* WHAT YOU NEED TO DO
Every line of the material below must be repeated exactly.

* RECORDS TO PROCESS
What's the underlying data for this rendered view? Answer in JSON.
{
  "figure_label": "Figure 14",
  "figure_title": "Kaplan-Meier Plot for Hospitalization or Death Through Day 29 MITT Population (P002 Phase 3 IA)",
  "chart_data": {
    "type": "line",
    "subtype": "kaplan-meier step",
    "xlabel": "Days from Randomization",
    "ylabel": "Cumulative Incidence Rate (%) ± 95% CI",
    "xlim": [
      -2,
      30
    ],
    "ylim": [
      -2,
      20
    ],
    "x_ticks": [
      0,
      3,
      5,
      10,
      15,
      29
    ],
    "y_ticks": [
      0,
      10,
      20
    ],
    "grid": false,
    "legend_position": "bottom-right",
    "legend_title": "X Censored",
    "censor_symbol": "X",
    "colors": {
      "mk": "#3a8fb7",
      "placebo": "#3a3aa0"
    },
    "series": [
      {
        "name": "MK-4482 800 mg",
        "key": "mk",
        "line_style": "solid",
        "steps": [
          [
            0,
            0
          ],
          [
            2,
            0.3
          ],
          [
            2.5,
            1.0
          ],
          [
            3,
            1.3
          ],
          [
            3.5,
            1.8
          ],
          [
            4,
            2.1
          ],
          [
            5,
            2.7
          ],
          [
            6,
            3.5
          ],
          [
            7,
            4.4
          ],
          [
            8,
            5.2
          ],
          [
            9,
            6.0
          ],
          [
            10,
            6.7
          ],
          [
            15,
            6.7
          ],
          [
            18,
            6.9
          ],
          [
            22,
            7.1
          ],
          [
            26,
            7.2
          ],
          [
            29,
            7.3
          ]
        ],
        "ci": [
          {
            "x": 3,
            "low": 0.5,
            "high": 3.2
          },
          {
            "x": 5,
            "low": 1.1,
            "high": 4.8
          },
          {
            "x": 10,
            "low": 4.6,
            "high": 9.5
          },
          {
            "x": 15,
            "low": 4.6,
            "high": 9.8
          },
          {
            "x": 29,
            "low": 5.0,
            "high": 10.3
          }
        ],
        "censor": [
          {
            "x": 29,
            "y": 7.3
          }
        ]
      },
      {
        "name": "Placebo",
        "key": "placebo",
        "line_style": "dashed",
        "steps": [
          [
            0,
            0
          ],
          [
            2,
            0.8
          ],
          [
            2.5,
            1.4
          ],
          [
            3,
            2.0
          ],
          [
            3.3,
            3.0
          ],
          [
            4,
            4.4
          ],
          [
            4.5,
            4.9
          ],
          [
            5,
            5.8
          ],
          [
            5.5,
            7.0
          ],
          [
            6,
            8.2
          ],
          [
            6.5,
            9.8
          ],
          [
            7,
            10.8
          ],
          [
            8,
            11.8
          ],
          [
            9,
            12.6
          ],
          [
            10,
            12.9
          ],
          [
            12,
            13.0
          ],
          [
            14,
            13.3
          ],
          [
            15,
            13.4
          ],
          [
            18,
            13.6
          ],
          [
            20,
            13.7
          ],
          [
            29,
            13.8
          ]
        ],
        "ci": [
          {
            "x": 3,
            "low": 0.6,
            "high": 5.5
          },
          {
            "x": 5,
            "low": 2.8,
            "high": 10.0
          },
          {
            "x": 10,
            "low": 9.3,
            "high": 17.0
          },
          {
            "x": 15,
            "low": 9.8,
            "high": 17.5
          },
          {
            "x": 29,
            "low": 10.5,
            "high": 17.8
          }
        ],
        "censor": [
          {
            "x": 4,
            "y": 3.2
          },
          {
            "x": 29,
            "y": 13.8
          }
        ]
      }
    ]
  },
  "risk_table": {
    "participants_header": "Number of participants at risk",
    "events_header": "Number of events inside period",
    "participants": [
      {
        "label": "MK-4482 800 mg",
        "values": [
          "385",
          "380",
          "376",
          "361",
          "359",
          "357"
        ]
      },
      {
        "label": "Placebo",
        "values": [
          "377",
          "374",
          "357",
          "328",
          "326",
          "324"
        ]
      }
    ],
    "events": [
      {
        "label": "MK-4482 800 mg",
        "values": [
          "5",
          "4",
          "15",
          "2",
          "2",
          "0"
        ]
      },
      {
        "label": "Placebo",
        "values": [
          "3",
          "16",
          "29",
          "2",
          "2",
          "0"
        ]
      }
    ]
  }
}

* RESULT OF THE EXERCISE
What's the underlying data for this rendered view? Answer in JSON.
{
  "figure_label": "Figure 14",
  "figure_title": "Kaplan-Meier Plot for Hospitalization or Death Through Day 29 MITT Population (P002 Phase 3 IA)",
  "chart_data": {
    "type": "line",
    "subtype": "kaplan-meier step",
    "xlabel": "Days from Randomization",
    "ylabel": "Cumulative Incidence Rate (%) ± 95% CI",
    "xlim": [
      -2,
      30
    ],
    "ylim": [
      -2,
      20
    ],
    "x_ticks": [
      0,
      3,
      5,
      10,
      15,
      29
    ],
    "y_ticks": [
      0,
      10,
      20
    ],
    "grid": false,
    "legend_position": "bottom-right",
    "legend_title": "X Censored",
    "censor_symbol": "X",
    "colors": {
      "mk": "#3a8fb7",
      "placebo": "#3a3aa0"
    },
    "series": [
      {
        "name": "MK-4482 800 mg",
        "key": "mk",
        "line_style": "solid",
        "steps": [
          [
            0,
            0
          ],
          [
            2,
            0.3
          ],
          [
            2.5,
            1.0
          ],
          [
            3,
            1.3
          ],
          [
            3.5,
            1.8
          ],
          [
            4,
            2.1
          ],
          [
            5,
            2.7
          ],
          [
            6,
            3.5
          ],
          [
            7,
            4.4
          ],
          [
            8,
            5.2
          ],
          [
            9,
            6.0
          ],
          [
            10,
            6.7
          ],
          [
            15,
            6.7
          ],
          [
            18,
            6.9
          ],
          [
            22,
            7.1
          ],
          [
            26,
            7.2
          ],
          [
            29,
            7.3
          ]
        ],
        "ci": [
          {
            "x": 3,
            "low": 0.5,
            "high": 3.2
          },
          {
            "x": 5,
            "low": 1.1,
            "high": 4.8
          },
          {
            "x": 10,
            "low": 4.6,
            "high": 9.5
          },
          {
            "x": 15,
            "low": 4.6,
            "high": 9.8
          },
          {
            "x": 29,
            "low": 5.0,
            "high": 10.3
          }
        ],
        "censor": [
          {
            "x": 29,
            "y": 7.3
          }
        ]
      },
      {
        "name": "Placebo",
        "key": "placebo",
        "line_style": "dashed",
        "steps": [
          [
            0,
            0
          ],
          [
            2,
            0.8
          ],
          [
            2.5,
            1.4
          ],
          [
            3,
            2.0
          ],
          [
            3.3,
            3.0
          ],
          [
            4,
            4.4
          ],
          [
            4.5,
            4.9
          ],
          [
            5,
            5.8
          ],
          [
            5.5,
            7.0
          ],
          [
            6,
            8.2
          ],
          [
            6.5,
            9.8
          ],
          [
            7,
            10.8
          ],
          [
            8,
            11.8
          ],
          [
            9,
            12.6
          ],
          [
            10,
            12.9
          ],
          [
            12,
            13.0
          ],
          [
            14,
            13.3
          ],
          [
            15,
            13.4
          ],
          [
            18,
            13.6
          ],
          [
            20,
            13.7
          ],
          [
            29,
            13.8
          ]
        ],
        "ci": [
          {
            "x": 3,
            "low": 0.6,
            "high": 5.5
          },
          {
            "x": 5,
            "low": 2.8,
            "high": 10.0
          },
          {
            "x": 10,
            "low": 9.3,
            "high": 17.0
          },
          {
            "x": 15,
            "low": 9.8,
            "high": 17.5
          },
          {
            "x": 29,
            "low": 10.5,
            "high": 17.8
          }
        ],
        "censor": [
          {
            "x": 4,
            "y": 3.2
          },
          {
            "x": 29,
            "y": 13.8
          }
        ]
      }
    ]
  },
  "risk_table": {
    "participants_header": "Number of participants at risk",
    "events_header": "Number of events inside period",
    "participants": [
      {
        "label": "MK-4482 800 mg",
        "values": [
          "385",
          "380",
          "376",
          "361",
          "359",
          "357"
        ]
      },
      {
        "label": "Placebo",
        "values": [
          "377",
          "374",
          "357",
          "328",
          "326",
          "324"
        ]
      }
    ],
    "events": [
      {
        "label": "MK-4482 800 mg",
        "values": [
          "5",
          "4",
          "15",
          "2",
          "2",
          "0"
        ]
      },
      {
        "label": "Placebo",
        "values": [
          "3",
          "16",
          "29",
          "2",
          "2",
          "0"
        ]
      }
    ]
  }
}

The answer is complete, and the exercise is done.